WHAT TO PRODUCE:
Your task is to give the data again, exactly, with every line intact.

>>>

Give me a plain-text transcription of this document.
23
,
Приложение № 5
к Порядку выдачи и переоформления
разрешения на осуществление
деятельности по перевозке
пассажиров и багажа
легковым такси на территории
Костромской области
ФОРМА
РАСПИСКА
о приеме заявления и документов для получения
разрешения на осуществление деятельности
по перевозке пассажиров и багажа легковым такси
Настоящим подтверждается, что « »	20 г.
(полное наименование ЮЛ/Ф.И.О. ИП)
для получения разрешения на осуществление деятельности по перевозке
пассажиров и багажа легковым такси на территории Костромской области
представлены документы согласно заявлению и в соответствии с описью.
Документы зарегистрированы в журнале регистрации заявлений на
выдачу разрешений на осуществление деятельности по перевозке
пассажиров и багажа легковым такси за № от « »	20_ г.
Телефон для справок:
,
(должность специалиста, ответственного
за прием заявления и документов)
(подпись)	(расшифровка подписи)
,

<<<

ANSWER TO THIS EXERCISE:
Give me a plain-text transcription of this document.
23
,
Приложение № 5
к Порядку выдачи и переоформления
разрешения на осуществление
деятельности по перевозке
пассажиров и багажа
легковым такси на территории
Костромской области
ФОРМА
РАСПИСКА
о приеме заявления и документов для получения
разрешения на осуществление деятельности
по перевозке пассажиров и багажа легковым такси
Настоящим подтверждается, что « »	20 г.
(полное наименование ЮЛ/Ф.И.О. ИП)
для получения разрешения на осуществление деятельности по перевозке
пассажиров и багажа легковым такси на территории Костромской области
представлены документы согласно заявлению и в соответствии с описью.
Документы зарегистрированы в журнале регистрации заявлений на
выдачу разрешений на осуществление деятельности по перевозке
пассажиров и багажа легковым такси за № от « »	20_ г.
Телефон для справок:
,
(должность специалиста, ответственного
за прием заявления и документов)
(подпись)	(расшифровка подписи)
,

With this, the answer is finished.